Task prompt:
Return the lines below word for word, from the first to the last.
### Entries shown ###
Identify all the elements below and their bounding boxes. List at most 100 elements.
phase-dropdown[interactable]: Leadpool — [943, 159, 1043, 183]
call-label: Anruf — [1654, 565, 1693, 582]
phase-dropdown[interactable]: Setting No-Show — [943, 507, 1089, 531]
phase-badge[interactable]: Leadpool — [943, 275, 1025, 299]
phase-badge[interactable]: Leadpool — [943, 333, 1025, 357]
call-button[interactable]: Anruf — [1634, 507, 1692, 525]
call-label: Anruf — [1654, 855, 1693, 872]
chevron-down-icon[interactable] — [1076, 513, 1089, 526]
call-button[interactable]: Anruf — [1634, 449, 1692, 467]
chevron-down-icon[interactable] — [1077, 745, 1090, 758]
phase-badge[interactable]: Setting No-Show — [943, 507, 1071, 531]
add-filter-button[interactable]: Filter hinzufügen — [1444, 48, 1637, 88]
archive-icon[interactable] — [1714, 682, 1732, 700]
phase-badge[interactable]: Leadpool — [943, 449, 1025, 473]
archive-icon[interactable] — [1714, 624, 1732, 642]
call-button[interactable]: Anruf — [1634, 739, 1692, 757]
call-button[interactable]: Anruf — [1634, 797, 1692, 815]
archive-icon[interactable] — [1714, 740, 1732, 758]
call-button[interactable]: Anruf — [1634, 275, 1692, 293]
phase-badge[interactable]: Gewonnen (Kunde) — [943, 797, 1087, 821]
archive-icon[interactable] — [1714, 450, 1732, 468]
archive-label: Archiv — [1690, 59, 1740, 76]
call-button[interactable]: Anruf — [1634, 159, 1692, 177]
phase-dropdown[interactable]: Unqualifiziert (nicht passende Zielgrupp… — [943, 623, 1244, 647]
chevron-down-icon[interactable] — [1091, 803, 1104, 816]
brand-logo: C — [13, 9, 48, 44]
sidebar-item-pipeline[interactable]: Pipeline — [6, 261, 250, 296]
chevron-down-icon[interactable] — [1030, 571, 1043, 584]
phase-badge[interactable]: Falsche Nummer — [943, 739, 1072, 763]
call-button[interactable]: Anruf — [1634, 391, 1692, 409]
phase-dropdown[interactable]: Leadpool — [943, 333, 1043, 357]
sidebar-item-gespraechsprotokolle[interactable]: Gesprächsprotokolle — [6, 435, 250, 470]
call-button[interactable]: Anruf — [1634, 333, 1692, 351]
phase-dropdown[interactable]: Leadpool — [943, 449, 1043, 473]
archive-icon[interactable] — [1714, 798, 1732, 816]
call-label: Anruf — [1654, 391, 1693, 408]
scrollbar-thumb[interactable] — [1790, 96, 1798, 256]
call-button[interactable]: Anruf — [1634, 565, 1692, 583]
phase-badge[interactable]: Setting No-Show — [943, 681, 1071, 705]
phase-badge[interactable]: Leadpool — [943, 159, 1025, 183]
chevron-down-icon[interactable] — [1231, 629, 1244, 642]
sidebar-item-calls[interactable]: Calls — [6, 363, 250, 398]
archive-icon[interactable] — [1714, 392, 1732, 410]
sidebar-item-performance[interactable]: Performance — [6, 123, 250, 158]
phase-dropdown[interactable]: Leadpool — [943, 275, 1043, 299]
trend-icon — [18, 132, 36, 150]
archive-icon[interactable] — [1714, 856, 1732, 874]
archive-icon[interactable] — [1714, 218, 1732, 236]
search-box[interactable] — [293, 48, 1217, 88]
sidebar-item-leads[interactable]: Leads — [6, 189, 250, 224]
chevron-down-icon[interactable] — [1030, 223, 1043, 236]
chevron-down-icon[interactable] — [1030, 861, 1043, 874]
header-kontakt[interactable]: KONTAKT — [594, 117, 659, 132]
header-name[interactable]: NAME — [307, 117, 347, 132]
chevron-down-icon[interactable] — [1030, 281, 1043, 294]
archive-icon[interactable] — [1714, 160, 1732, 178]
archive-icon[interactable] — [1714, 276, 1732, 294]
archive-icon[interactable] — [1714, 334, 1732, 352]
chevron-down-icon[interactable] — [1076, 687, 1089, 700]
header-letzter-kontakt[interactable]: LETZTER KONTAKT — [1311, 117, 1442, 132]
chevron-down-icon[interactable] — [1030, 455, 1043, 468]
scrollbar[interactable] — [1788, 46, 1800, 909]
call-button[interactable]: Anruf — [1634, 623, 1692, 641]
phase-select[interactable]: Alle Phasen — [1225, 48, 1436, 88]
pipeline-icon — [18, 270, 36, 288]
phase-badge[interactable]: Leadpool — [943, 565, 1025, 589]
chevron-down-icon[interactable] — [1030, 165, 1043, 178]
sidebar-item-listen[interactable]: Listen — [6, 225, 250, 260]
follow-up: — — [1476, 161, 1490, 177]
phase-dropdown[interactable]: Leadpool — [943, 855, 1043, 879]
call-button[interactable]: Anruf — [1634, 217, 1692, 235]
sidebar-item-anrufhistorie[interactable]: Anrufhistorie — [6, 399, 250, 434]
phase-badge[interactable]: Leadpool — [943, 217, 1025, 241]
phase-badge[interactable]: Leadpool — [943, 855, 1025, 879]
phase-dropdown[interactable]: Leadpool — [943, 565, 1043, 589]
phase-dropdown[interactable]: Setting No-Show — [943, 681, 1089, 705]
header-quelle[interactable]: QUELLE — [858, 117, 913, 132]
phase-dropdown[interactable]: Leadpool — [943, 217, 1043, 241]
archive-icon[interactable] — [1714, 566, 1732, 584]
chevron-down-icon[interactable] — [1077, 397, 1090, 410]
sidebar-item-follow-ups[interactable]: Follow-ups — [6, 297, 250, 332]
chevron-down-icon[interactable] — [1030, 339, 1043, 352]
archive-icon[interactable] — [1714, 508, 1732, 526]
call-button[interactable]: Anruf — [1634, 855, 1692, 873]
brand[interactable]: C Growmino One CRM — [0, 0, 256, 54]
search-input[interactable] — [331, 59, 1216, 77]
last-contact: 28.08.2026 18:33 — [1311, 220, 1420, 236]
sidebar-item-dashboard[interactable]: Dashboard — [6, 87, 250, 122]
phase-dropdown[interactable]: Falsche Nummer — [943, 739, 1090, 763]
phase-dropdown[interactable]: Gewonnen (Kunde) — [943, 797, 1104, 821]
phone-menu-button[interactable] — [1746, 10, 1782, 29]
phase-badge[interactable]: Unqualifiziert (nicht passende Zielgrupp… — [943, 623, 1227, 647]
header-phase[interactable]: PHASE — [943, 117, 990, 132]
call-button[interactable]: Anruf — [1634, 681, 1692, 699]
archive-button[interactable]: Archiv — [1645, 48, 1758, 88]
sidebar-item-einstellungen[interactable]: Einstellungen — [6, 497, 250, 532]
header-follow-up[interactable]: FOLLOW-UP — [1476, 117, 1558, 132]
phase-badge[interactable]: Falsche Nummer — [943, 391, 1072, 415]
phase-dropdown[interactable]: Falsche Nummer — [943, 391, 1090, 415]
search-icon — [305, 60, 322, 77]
###
Completed task:
Identify all the elements below and their bounding boxes. List at most 100 elements.
phase-dropdown[interactable]: Leadpool — [943, 159, 1043, 183]
call-label: Anruf — [1654, 565, 1693, 582]
phase-dropdown[interactable]: Setting No-Show — [943, 507, 1089, 531]
phase-badge[interactable]: Leadpool — [943, 275, 1025, 299]
phase-badge[interactable]: Leadpool — [943, 333, 1025, 357]
call-button[interactable]: Anruf — [1634, 507, 1692, 525]
call-label: Anruf — [1654, 855, 1693, 872]
chevron-down-icon[interactable] — [1076, 513, 1089, 526]
call-button[interactable]: Anruf — [1634, 449, 1692, 467]
chevron-down-icon[interactable] — [1077, 745, 1090, 758]
phase-badge[interactable]: Setting No-Show — [943, 507, 1071, 531]
add-filter-button[interactable]: Filter hinzufügen — [1444, 48, 1637, 88]
archive-icon[interactable] — [1714, 682, 1732, 700]
phase-badge[interactable]: Leadpool — [943, 449, 1025, 473]
archive-icon[interactable] — [1714, 624, 1732, 642]
call-button[interactable]: Anruf — [1634, 739, 1692, 757]
call-button[interactable]: Anruf — [1634, 797, 1692, 815]
archive-icon[interactable] — [1714, 740, 1732, 758]
call-button[interactable]: Anruf — [1634, 275, 1692, 293]
phase-badge[interactable]: Gewonnen (Kunde) — [943, 797, 1087, 821]
archive-icon[interactable] — [1714, 450, 1732, 468]
archive-label: Archiv — [1690, 59, 1740, 76]
call-button[interactable]: Anruf — [1634, 159, 1692, 177]
phase-dropdown[interactable]: Unqualifiziert (nicht passende Zielgrupp… — [943, 623, 1244, 647]
chevron-down-icon[interactable] — [1091, 803, 1104, 816]
brand-logo: C — [13, 9, 48, 44]
sidebar-item-pipeline[interactable]: Pipeline — [6, 261, 250, 296]
chevron-down-icon[interactable] — [1030, 571, 1043, 584]
phase-badge[interactable]: Falsche Nummer — [943, 739, 1072, 763]
call-button[interactable]: Anruf — [1634, 391, 1692, 409]
phase-dropdown[interactable]: Leadpool — [943, 333, 1043, 357]
sidebar-item-gespraechsprotokolle[interactable]: Gesprächsprotokolle — [6, 435, 250, 470]
call-button[interactable]: Anruf — [1634, 333, 1692, 351]
phase-dropdown[interactable]: Leadpool — [943, 449, 1043, 473]
archive-icon[interactable] — [1714, 798, 1732, 816]
call-label: Anruf — [1654, 391, 1693, 408]
scrollbar-thumb[interactable] — [1790, 96, 1798, 256]
call-button[interactable]: Anruf — [1634, 565, 1692, 583]
phase-badge[interactable]: Setting No-Show — [943, 681, 1071, 705]
phase-badge[interactable]: Leadpool — [943, 159, 1025, 183]
chevron-down-icon[interactable] — [1231, 629, 1244, 642]
sidebar-item-calls[interactable]: Calls — [6, 363, 250, 398]
archive-icon[interactable] — [1714, 392, 1732, 410]
sidebar-item-performance[interactable]: Performance — [6, 123, 250, 158]
phase-dropdown[interactable]: Leadpool — [943, 275, 1043, 299]
trend-icon — [18, 132, 36, 150]
archive-icon[interactable] — [1714, 856, 1732, 874]
archive-icon[interactable] — [1714, 218, 1732, 236]
search-box[interactable] — [293, 48, 1217, 88]
sidebar-item-leads[interactable]: Leads — [6, 189, 250, 224]
chevron-down-icon[interactable] — [1030, 223, 1043, 236]
chevron-down-icon[interactable] — [1030, 861, 1043, 874]
header-kontakt[interactable]: KONTAKT — [594, 117, 659, 132]
header-name[interactable]: NAME — [307, 117, 347, 132]
chevron-down-icon[interactable] — [1030, 281, 1043, 294]
archive-icon[interactable] — [1714, 160, 1732, 178]
archive-icon[interactable] — [1714, 276, 1732, 294]
archive-icon[interactable] — [1714, 334, 1732, 352]
chevron-down-icon[interactable] — [1076, 687, 1089, 700]
header-letzter-kontakt[interactable]: LETZTER KONTAKT — [1311, 117, 1442, 132]
chevron-down-icon[interactable] — [1030, 455, 1043, 468]
scrollbar[interactable] — [1788, 46, 1800, 909]
call-button[interactable]: Anruf — [1634, 623, 1692, 641]
phase-select[interactable]: Alle Phasen — [1225, 48, 1436, 88]
pipeline-icon — [18, 270, 36, 288]
phase-badge[interactable]: Leadpool — [943, 565, 1025, 589]
chevron-down-icon[interactable] — [1030, 165, 1043, 178]
sidebar-item-listen[interactable]: Listen — [6, 225, 250, 260]
follow-up: — — [1476, 161, 1490, 177]
phase-dropdown[interactable]: Leadpool — [943, 855, 1043, 879]
call-button[interactable]: Anruf — [1634, 217, 1692, 235]
sidebar-item-anrufhistorie[interactable]: Anrufhistorie — [6, 399, 250, 434]
phase-badge[interactable]: Leadpool — [943, 217, 1025, 241]
phase-badge[interactable]: Leadpool — [943, 855, 1025, 879]
phase-dropdown[interactable]: Leadpool — [943, 565, 1043, 589]
phase-dropdown[interactable]: Setting No-Show — [943, 681, 1089, 705]
header-quelle[interactable]: QUELLE — [858, 117, 913, 132]
phase-dropdown[interactable]: Leadpool — [943, 217, 1043, 241]
archive-icon[interactable] — [1714, 566, 1732, 584]
chevron-down-icon[interactable] — [1077, 397, 1090, 410]
sidebar-item-follow-ups[interactable]: Follow-ups — [6, 297, 250, 332]
chevron-down-icon[interactable] — [1030, 339, 1043, 352]
archive-icon[interactable] — [1714, 508, 1732, 526]
call-button[interactable]: Anruf — [1634, 855, 1692, 873]
brand[interactable]: C Growmino One CRM — [0, 0, 256, 54]
search-input[interactable] — [331, 59, 1216, 77]
last-contact: 28.08.2026 18:33 — [1311, 220, 1420, 236]
sidebar-item-dashboard[interactable]: Dashboard — [6, 87, 250, 122]
phase-dropdown[interactable]: Falsche Nummer — [943, 739, 1090, 763]
phase-dropdown[interactable]: Gewonnen (Kunde) — [943, 797, 1104, 821]
phone-menu-button[interactable] — [1746, 10, 1782, 29]
phase-badge[interactable]: Unqualifiziert (nicht passende Zielgrupp… — [943, 623, 1227, 647]
header-phase[interactable]: PHASE — [943, 117, 990, 132]
call-button[interactable]: Anruf — [1634, 681, 1692, 699]
archive-button[interactable]: Archiv — [1645, 48, 1758, 88]
sidebar-item-einstellungen[interactable]: Einstellungen — [6, 497, 250, 532]
header-follow-up[interactable]: FOLLOW-UP — [1476, 117, 1558, 132]
phase-badge[interactable]: Falsche Nummer — [943, 391, 1072, 415]
phase-dropdown[interactable]: Falsche Nummer — [943, 391, 1090, 415]
search-icon — [305, 60, 322, 77]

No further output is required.